**What is needed:** Can you repeat, word for word, the part of the forum reply on Christian meta-ethics starting with "Captain Scarlet Wrote:As" and going on through "what you mean."?

**Text excerpt:**
+-------+

(February 7, 2011 at 12:43 am)Captain Scarlet Wrote: Oh dear Ryft, perhaps you should climb down from that pedestal of intellectual hubris you've erected for yourself.
Insults to my character have zero bearing on the merits of my argument.
Captain Scarlet Wrote:To say good is grounded in the very nature of a being ...
"Good" is a term expressing what is moral. "What is moral" is a matter of ethics. "Ethics" is not the subject of this argument. Gross misrepresentations such as this leave me nothing to address. I should think that someone who has heard an argument a thousand times before would find it trivially easy to keep in mind what that argument is.
Captain Scarlet Wrote:Of course, you have to argue this to avoid the meta-ethical argument for atheism.
My argument is not about avoiding some meta-ethical argument for atheism (should such a thing even exist). My argument is about defending meta-ethics as held by biblical Christianity, for what it is and against what it is not. The original post of this thread gave three views of meta-ethics purportedly advanced by Christians—which turned out to be nothing more than some unknown Catholic vidiot on YouTube. So the only thing I am doing here is defending what Christian meta-ethics is and exposing what it is not. I have never even heard of a meta-ethical argument for atheism, much less am I trying to avoid one.
Captain Scarlet Wrote:As a rough sketch goes, a little more detail would be nice (not too much). Specifically, I am looking for how God transmits goodness (or whatever term you wish to use) into the universe. All you have provided is "divine immanence", which just replaces the word transmit without defining what you mean.
I find myself wondering from whom you have heard this argument a thousand times, such that you could so misunderstand divine immanence like this. In addition to you being unable to keep in mind what this argument is, it might be fitting to question whether or not you really have heard this argument before. That is to say, your posts are consistent with someone for whom this argument is foreign, not familiar (unless you are mispresenting the argument on purpose, which I am not prepared to believe yet—notwithstanding the character insult you opened with above).
At any rate, divine immanence is simply the creative and sustaining presence of a sovereign God actively unfolding his purpose for creation. Therefore, morality being grounded in the very nature and will of God, his active immanence in creation, and human beings created as imago Dei are how goodness is "transmitted into the universe." Simply none of the four ways you listed correspond to meta-ethics as held by biblical Christianity, since all four treat goodness like an ontological property; whatever arguments you have heard a thousand times before, this does not seem to be one of them.

+-------+

**Data for analysis:**
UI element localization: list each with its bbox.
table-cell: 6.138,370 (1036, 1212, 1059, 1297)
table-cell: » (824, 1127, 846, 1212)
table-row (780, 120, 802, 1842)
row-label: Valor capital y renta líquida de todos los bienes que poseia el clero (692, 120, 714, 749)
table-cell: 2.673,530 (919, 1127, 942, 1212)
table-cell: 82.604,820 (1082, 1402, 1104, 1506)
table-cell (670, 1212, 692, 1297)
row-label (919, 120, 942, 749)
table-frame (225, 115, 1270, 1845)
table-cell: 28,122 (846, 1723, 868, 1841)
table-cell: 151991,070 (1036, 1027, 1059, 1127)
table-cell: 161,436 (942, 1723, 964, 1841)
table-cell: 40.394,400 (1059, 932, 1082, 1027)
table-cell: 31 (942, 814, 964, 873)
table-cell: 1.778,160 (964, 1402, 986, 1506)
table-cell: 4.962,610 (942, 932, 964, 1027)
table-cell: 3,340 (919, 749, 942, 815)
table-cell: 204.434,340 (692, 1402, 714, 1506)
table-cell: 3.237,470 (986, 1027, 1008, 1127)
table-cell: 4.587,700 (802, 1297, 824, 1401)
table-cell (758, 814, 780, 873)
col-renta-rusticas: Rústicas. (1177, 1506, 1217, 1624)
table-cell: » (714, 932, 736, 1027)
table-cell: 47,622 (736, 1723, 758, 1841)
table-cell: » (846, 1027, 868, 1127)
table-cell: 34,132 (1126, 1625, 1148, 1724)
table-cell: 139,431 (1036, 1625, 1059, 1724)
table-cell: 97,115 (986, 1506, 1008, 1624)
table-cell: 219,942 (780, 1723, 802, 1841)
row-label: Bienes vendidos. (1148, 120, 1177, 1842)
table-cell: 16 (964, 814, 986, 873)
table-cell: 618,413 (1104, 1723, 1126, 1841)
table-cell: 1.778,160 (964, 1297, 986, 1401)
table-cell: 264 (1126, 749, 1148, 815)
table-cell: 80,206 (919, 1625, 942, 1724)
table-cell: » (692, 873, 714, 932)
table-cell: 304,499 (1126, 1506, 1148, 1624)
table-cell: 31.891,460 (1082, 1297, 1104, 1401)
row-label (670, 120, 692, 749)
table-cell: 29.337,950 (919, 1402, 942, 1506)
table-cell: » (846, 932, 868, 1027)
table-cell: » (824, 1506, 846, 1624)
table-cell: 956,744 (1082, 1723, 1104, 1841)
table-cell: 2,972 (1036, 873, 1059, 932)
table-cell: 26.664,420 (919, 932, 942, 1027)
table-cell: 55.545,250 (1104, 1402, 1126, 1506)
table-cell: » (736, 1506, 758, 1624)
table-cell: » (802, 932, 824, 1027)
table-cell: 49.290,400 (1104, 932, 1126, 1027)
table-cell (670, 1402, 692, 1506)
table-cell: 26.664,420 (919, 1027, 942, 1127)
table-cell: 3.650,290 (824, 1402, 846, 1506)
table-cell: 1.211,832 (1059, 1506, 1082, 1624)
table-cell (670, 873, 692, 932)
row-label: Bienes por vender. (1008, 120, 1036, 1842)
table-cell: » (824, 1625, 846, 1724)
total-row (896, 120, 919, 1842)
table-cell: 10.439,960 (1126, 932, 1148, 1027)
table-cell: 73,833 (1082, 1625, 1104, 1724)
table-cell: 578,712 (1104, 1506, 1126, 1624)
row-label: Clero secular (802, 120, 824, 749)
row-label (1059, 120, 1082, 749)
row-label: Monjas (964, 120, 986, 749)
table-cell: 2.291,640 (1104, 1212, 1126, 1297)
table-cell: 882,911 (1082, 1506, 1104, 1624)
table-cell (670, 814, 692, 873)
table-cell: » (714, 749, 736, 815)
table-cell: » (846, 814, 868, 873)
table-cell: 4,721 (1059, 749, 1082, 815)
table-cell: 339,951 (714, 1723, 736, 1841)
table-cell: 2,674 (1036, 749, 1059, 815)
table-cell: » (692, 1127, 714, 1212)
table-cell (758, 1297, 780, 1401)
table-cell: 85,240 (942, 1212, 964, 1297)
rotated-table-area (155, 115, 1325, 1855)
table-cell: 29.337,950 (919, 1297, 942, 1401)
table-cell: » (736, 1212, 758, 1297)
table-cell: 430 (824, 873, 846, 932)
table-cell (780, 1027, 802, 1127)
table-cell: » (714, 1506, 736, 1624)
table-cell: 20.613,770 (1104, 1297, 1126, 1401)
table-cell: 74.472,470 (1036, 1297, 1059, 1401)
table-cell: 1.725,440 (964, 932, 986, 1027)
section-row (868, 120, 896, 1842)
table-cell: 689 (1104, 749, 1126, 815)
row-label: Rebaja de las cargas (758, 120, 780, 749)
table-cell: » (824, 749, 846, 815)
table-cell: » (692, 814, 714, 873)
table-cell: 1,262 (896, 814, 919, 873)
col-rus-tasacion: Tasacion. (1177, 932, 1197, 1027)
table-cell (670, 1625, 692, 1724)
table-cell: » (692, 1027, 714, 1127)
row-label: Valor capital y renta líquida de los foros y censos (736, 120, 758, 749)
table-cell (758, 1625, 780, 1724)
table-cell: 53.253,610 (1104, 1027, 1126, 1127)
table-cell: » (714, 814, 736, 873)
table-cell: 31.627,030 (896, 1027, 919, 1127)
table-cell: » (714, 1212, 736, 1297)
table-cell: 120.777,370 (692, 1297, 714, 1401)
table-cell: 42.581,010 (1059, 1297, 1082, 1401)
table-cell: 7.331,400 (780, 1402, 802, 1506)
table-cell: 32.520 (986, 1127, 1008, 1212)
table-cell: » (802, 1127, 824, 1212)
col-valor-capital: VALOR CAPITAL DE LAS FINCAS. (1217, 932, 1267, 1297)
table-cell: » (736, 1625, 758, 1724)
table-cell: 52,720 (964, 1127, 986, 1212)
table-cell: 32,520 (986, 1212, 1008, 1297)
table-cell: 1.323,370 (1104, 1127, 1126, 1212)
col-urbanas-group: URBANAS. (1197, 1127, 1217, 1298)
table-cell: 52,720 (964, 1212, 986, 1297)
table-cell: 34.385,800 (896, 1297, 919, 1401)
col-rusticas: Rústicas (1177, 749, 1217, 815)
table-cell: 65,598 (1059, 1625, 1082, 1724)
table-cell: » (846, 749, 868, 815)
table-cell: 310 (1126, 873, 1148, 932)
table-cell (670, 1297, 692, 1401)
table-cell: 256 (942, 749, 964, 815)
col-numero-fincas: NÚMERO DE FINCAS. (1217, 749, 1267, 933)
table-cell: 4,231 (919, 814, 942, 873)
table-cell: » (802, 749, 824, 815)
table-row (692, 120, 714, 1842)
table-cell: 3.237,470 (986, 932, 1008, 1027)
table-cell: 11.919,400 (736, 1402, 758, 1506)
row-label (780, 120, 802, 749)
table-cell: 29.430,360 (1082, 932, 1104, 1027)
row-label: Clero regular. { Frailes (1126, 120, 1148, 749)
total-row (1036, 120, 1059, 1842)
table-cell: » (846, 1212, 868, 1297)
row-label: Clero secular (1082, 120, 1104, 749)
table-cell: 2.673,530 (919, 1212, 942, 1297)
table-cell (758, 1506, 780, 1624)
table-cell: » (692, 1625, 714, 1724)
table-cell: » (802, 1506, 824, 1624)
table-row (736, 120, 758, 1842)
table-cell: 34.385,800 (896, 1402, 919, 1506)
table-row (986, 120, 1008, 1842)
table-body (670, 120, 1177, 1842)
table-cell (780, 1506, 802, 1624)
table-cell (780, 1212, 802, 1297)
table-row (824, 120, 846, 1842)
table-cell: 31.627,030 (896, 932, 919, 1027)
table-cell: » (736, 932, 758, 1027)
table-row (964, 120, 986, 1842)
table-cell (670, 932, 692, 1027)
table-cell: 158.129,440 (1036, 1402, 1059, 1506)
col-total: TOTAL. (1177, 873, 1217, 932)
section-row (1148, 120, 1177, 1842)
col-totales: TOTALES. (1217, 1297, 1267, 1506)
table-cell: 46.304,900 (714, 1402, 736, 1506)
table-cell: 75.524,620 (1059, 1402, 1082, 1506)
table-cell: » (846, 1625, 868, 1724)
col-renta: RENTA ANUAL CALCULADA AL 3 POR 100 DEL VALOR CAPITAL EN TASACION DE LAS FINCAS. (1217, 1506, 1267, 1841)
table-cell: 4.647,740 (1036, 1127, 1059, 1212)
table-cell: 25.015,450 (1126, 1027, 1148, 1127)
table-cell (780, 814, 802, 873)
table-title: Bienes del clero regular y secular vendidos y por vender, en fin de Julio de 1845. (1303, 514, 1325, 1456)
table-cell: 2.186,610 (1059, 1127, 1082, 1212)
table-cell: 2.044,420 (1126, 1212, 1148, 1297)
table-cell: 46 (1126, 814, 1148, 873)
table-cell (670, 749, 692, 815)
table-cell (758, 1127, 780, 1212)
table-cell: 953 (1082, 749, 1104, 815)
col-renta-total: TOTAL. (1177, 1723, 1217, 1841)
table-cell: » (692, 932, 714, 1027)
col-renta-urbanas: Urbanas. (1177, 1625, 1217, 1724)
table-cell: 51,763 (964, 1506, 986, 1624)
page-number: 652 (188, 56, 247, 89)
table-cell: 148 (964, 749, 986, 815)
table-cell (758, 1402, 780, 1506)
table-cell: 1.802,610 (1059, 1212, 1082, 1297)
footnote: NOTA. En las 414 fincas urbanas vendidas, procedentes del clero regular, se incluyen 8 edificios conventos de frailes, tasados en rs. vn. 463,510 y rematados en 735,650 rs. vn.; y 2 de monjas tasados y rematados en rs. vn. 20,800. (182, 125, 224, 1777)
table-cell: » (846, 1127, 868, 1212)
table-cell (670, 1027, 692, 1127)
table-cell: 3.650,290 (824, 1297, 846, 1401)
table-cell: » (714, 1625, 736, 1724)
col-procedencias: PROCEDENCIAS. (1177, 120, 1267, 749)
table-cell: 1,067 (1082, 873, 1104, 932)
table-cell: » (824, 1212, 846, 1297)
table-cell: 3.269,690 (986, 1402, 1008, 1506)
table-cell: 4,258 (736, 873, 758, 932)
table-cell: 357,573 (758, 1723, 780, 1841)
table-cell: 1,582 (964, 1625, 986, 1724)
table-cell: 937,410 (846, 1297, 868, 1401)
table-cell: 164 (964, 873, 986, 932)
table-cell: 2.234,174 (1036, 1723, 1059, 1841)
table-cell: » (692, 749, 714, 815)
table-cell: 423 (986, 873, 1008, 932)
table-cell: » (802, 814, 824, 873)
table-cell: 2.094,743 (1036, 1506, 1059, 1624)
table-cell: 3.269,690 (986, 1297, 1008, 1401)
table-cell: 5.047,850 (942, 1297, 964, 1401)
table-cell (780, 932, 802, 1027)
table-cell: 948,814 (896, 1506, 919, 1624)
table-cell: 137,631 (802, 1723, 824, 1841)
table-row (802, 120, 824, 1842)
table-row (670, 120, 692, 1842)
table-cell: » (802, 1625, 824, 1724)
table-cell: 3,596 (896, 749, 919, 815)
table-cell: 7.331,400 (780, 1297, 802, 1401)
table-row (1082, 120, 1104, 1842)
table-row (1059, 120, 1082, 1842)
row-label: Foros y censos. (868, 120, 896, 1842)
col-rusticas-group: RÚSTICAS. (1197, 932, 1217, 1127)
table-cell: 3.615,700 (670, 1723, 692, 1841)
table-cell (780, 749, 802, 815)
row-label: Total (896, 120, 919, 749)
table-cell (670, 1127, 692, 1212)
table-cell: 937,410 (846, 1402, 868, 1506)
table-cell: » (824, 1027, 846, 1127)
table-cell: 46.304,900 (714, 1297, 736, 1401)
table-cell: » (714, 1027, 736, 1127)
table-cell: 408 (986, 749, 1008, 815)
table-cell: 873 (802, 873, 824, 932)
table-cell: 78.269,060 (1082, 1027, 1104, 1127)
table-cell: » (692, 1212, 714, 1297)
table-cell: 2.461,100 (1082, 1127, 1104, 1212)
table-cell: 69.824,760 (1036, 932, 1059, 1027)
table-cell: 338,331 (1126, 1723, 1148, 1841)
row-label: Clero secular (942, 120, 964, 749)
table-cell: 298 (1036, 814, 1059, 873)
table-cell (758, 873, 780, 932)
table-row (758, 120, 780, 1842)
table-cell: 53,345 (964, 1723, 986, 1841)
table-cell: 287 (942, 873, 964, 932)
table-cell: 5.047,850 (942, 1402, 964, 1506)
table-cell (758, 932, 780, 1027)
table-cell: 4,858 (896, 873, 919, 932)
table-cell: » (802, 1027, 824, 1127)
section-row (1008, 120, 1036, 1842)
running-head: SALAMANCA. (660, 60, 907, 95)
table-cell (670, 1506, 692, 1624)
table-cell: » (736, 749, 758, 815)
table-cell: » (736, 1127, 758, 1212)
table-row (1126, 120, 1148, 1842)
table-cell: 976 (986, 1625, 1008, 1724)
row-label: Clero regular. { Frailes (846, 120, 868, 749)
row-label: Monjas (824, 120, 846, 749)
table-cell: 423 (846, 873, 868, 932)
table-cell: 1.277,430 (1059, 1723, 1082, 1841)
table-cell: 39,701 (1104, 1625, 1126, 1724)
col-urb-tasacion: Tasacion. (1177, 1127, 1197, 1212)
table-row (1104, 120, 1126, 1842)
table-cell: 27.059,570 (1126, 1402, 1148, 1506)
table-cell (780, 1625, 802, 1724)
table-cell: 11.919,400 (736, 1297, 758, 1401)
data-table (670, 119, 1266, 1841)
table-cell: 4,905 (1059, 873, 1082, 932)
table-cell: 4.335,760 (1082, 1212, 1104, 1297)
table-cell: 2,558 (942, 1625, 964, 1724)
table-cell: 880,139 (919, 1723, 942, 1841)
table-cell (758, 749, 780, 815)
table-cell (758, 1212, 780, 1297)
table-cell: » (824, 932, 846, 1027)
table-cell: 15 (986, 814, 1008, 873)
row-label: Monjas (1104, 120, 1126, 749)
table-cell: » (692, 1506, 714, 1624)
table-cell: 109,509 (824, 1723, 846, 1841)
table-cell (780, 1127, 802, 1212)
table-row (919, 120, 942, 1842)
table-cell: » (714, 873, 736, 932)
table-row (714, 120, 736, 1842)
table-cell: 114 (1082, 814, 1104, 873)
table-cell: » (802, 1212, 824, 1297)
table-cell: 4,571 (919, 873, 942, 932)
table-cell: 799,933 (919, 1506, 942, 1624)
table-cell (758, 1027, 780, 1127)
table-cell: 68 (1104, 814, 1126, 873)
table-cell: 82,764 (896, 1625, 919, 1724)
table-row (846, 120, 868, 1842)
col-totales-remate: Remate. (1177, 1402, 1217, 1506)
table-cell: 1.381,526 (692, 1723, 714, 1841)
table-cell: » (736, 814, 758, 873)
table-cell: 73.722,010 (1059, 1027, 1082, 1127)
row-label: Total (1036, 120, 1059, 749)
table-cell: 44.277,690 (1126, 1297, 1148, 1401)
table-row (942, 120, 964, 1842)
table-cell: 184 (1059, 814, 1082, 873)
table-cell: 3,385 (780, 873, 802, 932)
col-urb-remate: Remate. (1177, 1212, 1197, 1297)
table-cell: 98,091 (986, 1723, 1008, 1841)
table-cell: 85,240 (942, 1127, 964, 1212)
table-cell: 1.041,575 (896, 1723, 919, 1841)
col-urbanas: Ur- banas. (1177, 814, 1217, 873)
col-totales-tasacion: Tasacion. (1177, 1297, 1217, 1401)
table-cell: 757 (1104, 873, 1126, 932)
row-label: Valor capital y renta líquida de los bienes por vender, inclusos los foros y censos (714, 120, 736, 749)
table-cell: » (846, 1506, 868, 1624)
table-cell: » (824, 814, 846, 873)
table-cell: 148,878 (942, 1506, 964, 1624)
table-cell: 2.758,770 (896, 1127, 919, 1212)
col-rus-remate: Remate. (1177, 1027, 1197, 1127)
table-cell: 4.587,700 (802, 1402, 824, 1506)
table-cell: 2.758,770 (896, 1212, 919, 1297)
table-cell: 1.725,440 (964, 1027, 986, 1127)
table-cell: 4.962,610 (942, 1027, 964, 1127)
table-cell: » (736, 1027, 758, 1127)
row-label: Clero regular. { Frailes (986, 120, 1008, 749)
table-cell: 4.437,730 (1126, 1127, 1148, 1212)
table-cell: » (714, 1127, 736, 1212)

+-------+

**Answer section:**
Captain Scarlet Wrote:As a rough sketch goes, a little more detail would be nice (not too much). Specifically, I am looking for how God transmits goodness (or whatever term you wish to use) into the universe. All you have provided is "divine immanence", which just replaces the word transmit without defining what you mean.